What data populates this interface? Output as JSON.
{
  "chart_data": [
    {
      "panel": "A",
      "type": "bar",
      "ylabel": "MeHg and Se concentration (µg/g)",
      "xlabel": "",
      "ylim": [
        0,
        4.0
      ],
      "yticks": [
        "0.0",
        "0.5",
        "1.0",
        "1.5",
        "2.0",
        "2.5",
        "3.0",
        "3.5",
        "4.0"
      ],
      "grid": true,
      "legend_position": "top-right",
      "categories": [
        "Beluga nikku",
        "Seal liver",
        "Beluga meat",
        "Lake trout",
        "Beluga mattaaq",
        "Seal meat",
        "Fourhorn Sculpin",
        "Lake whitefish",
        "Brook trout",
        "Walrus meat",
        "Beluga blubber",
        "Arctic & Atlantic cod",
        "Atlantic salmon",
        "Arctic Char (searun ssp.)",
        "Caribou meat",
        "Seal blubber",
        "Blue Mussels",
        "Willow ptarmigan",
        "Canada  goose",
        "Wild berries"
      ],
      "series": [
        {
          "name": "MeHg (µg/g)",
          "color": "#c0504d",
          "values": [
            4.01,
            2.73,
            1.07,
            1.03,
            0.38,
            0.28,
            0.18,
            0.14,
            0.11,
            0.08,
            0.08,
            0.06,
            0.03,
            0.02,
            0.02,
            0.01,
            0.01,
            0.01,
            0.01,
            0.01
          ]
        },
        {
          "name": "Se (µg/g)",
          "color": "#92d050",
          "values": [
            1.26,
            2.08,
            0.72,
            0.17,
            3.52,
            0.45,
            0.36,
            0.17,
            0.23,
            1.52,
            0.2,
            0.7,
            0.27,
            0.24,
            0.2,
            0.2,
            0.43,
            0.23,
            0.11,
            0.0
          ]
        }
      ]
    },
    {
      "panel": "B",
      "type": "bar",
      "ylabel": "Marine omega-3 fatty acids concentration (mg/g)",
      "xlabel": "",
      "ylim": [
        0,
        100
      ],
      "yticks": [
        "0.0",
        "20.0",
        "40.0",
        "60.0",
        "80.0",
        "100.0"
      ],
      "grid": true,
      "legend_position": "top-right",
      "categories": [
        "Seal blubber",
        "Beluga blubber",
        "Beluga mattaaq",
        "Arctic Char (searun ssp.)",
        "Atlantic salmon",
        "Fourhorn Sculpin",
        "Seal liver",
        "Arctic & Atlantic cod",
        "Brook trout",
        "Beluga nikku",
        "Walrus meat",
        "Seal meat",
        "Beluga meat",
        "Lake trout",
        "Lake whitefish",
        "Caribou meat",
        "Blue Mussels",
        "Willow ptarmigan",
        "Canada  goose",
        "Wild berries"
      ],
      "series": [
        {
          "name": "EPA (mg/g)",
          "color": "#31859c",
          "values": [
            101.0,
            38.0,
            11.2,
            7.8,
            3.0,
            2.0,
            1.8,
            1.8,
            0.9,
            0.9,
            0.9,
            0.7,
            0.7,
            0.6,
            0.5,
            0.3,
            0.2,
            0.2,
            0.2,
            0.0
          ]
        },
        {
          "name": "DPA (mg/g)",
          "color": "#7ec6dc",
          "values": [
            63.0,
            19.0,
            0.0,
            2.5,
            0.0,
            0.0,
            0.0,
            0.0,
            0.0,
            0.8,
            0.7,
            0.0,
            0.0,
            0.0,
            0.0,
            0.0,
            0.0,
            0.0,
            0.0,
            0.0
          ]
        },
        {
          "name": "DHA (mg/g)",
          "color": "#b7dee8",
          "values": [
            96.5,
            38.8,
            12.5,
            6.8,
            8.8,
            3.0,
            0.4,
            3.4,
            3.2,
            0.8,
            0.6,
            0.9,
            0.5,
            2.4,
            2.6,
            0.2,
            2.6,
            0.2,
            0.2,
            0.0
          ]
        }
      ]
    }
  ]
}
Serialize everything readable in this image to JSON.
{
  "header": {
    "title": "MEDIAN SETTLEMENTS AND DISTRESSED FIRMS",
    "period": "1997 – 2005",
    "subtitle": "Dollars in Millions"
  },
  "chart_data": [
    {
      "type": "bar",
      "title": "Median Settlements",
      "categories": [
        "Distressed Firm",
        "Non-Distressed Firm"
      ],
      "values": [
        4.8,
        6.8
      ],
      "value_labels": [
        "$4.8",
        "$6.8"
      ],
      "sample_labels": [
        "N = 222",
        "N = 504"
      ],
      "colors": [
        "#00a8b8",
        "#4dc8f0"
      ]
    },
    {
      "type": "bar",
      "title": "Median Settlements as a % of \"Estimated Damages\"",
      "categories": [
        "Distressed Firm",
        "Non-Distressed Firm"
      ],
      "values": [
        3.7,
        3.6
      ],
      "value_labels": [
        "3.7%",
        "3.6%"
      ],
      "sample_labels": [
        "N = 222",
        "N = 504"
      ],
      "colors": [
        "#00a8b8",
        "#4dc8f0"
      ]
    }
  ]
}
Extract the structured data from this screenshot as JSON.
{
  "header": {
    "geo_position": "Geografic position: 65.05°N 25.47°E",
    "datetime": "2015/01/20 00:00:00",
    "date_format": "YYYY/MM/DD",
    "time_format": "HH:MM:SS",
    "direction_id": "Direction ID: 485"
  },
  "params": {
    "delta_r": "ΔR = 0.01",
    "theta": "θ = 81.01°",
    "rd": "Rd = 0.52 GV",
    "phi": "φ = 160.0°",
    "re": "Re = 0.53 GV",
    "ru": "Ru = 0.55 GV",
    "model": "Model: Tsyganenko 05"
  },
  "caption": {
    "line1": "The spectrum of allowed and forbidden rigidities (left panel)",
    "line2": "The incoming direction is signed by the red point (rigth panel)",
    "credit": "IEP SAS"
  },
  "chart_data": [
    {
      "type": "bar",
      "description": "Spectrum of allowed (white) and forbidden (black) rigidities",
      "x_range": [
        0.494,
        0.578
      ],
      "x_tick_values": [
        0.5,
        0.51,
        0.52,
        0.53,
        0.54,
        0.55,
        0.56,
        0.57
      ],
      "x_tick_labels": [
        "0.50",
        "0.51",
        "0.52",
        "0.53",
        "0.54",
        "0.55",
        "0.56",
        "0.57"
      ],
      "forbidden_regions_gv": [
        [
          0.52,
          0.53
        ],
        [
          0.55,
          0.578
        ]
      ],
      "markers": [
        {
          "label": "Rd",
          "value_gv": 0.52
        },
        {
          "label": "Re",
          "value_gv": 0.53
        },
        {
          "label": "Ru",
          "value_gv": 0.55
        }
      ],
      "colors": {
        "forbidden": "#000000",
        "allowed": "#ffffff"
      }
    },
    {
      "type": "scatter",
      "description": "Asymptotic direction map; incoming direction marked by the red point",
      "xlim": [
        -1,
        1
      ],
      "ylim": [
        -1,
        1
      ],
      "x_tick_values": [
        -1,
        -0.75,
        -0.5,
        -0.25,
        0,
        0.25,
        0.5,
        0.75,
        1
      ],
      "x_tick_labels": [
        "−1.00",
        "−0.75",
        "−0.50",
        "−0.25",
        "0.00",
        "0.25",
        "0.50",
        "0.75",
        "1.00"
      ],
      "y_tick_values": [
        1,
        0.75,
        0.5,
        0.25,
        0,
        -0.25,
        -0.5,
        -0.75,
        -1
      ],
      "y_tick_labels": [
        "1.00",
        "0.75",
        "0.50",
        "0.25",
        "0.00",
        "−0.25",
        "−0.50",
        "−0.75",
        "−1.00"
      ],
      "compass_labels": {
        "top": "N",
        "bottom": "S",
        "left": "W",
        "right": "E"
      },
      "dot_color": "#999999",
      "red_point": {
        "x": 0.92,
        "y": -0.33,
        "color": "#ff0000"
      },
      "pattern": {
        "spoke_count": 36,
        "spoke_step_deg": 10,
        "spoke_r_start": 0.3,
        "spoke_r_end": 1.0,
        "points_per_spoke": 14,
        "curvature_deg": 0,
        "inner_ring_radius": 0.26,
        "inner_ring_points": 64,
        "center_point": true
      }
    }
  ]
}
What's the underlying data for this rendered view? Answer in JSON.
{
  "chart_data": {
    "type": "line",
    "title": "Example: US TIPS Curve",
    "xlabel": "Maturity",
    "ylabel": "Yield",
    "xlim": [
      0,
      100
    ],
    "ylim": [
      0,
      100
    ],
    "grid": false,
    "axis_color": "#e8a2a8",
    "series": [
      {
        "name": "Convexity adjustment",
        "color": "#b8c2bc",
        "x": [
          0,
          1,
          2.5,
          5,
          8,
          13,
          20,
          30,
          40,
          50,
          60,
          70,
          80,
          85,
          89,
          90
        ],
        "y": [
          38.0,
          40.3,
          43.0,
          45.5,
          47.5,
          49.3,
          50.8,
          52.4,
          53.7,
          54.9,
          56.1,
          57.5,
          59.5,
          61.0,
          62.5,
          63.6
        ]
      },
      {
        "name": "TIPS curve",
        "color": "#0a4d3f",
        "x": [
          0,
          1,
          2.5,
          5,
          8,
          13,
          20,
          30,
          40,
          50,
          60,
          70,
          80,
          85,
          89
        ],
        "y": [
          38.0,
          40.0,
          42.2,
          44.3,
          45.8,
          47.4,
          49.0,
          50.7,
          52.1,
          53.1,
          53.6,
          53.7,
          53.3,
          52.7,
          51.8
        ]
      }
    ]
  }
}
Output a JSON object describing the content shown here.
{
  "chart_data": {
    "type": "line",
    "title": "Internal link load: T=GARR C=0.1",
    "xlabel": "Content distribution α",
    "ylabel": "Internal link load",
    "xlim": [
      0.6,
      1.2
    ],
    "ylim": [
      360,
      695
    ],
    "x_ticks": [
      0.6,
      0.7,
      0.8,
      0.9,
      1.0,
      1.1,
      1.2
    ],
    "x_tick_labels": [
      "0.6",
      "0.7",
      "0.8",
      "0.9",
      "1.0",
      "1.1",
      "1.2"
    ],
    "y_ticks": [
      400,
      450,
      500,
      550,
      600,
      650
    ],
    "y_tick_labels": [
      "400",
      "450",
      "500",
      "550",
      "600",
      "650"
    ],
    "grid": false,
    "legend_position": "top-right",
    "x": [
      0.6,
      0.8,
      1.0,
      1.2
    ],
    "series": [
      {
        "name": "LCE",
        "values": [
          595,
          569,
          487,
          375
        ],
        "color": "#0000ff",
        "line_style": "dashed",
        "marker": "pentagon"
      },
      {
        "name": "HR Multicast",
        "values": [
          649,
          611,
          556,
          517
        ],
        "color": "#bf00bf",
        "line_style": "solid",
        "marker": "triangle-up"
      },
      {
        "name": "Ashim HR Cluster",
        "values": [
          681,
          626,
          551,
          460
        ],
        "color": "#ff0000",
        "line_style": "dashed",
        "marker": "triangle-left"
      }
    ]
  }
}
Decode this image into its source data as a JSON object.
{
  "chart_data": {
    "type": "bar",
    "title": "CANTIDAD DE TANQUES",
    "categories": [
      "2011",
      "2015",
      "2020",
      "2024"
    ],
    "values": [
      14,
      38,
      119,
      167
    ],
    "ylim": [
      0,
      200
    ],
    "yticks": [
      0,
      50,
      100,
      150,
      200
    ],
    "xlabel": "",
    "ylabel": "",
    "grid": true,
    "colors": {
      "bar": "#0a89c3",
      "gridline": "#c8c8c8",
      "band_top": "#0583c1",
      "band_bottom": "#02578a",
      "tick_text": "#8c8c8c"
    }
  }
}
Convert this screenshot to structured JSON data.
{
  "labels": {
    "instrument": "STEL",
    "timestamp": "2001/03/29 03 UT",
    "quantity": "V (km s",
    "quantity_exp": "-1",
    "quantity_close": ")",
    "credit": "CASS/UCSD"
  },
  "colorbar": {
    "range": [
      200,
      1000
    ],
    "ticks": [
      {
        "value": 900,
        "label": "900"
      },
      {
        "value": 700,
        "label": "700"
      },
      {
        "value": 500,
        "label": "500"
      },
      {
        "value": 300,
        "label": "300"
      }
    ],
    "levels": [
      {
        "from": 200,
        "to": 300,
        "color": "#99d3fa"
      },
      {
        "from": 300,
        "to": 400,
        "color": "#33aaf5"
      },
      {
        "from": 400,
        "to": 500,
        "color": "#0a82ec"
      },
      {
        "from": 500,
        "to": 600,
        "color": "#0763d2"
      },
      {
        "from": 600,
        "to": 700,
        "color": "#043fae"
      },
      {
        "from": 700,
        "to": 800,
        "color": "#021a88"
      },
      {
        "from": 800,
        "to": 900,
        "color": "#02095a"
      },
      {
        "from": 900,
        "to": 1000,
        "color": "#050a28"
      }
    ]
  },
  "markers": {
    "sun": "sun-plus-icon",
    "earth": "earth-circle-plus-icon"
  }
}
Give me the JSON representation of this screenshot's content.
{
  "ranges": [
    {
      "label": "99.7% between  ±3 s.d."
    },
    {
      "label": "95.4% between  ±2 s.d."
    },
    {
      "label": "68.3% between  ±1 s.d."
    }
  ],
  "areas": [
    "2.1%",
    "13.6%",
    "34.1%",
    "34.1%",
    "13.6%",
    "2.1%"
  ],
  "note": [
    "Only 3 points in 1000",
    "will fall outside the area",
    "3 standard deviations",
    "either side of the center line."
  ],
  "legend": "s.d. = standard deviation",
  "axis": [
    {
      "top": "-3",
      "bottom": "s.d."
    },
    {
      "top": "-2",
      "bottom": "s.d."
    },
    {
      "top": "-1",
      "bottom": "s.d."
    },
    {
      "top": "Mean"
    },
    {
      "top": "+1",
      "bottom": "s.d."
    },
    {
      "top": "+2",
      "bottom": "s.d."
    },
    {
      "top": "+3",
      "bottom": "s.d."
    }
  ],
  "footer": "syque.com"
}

#####

▶ **EXERCISE**: Search the entries for the word "incoming", then list each line that holds it.

▶ **REPLY TO THE EXERCISE**:
    "line2": "The incoming direction is signed by the red point (rigth panel)",
      "description": "Asymptotic direction map; incoming direction marked by the red point",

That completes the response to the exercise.